--- ARTICLE ---
----

How to stop my child from spitting

If you’ve ever been hit with a fine mist of toddler spit mid-grocery-store aisle, you know the special mix of embarrassment, irritation, and “Where did you even learn that?!”.

Toddlers love to get a reaction

Whether it’s positive or negative

Need help with your toddlers spitting?

Spitting is one of those behaviors that parents find especially tricky. Why? Because unlike tantrums or toy-throwing, spitting doesn’t require props. It’s entirely under your child’s control, and here’s the kicker, sometimes the more you say “Don’t do it,” the more they want to do it.

So let’s unpack why toddlers spit, why telling them not to might actually make it worse, and what you can do that works.

Why Toddlers Spit

  1. It’s Fun (for Them, Not You)
    Toddlers live in the moment. The sensation, the sound, and the reaction they get from you? Jackpot.

----

--- INFORMATION SUPPLIED ---

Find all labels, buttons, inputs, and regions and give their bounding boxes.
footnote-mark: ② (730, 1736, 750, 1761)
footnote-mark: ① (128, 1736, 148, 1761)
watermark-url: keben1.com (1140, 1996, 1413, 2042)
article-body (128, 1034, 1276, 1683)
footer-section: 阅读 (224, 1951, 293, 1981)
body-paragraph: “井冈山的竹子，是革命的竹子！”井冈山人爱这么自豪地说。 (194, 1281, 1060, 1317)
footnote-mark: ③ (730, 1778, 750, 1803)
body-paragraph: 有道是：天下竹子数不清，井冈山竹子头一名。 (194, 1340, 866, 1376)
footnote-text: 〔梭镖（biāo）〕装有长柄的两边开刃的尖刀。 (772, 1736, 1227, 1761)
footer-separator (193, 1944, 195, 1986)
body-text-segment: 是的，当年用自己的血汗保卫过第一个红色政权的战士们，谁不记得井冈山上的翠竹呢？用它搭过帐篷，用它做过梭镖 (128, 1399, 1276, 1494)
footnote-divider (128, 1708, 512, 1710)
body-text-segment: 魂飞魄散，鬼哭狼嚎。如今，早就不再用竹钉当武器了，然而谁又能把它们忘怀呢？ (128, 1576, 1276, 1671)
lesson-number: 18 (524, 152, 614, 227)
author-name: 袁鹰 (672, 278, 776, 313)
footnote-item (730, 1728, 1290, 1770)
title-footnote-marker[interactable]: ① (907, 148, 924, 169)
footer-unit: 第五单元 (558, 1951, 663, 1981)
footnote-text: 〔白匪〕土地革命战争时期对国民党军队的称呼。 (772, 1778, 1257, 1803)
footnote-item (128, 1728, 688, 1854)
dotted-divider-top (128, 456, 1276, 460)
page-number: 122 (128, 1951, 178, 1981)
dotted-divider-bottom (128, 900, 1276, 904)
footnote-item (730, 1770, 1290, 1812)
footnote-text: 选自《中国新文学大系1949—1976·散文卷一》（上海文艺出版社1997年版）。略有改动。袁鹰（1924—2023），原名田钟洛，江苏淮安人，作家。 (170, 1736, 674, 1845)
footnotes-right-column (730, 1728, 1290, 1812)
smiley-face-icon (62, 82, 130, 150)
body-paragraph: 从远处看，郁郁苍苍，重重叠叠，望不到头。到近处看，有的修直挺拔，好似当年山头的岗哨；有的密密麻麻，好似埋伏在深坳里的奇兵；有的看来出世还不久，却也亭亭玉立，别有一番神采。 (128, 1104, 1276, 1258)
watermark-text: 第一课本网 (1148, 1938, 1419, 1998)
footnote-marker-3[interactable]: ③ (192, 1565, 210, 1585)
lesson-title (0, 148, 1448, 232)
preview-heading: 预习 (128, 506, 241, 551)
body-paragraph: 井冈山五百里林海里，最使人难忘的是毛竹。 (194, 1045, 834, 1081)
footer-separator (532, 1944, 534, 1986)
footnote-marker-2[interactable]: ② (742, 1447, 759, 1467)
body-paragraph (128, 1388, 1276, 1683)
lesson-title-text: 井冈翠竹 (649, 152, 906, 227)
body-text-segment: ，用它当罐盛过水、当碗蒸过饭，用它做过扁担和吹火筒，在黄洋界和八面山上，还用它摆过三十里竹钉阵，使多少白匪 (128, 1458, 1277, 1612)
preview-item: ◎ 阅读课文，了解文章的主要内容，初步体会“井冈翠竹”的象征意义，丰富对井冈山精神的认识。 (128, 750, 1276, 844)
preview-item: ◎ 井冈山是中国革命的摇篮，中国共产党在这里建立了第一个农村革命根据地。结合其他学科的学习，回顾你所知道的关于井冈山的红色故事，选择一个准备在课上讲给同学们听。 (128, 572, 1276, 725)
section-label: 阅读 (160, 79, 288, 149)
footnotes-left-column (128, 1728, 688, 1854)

----

--- CHALLENGE 1 ---
Answer each question from the article on toddler spitting.
(a) According to the article, what does spitting not require, unlike tantrums or toy-throwing?
(b) What is the first reason given under the heading "Why Toddlers Spit"?
(c) In the opening sentence, where is the parent hit with a fine mist of toddler spit?
--- CHALLENGE 2 ---
Resume the article on toddler spitting from the point at which it stops.
The entries are not needed for the tasks that follow.

--- TASK OUTPUT 1 ---
(a) Props.
(b) It's fun (for them, not you).
(c) In the middle of a grocery-store aisle.

--- TASK OUTPUT 2 ---
  2. It’s Power in a Tiny Package
    They can’t control much in life, bedtime, snack options, or what socks you put on them. Spitting is their choice. That control feels good.

  3. It Gets a Big Reaction
    Whether you yell, gasp, or launch into a speech, that attention reinforces the behavior. To them, it’s like a live-action cause-and-effect game.

Why “Don’t Do That” Often Backfires

Toddlers are wired for oppositional behavior. When you say, “Don’t spit,” their little brains hear the forbidden fruit calling their name.
In fact, in early development, “Don’t” statements often highlight the behavior you’re trying to stop. This is called a reactance response. When kids feel their freedom is threatened, they push back harder.

What You Can Do Instead

1. Keep Calm and Carry On (Mostly)

React with as little emotion as possible. A dramatic gasp or a “We don’t spit!” lecture is toddler catnip.
Say neutrally: “Spit goes in the sink, not at people.”

2. Redirect the Spit

Give them an acceptable outlet. Sink, cup of water, even the bath.
If it’s sensory-seeking behavior, meet that need without the social fallout.
“If you want to spit, let’s do it in the bathroom.”

3. Remove the Audience

If spitting is aimed at getting your attention, reduce the reward by calmly removing yourself (or removing them from the situation) for a brief moment.
Over time, this shows spitting = less attention, not more.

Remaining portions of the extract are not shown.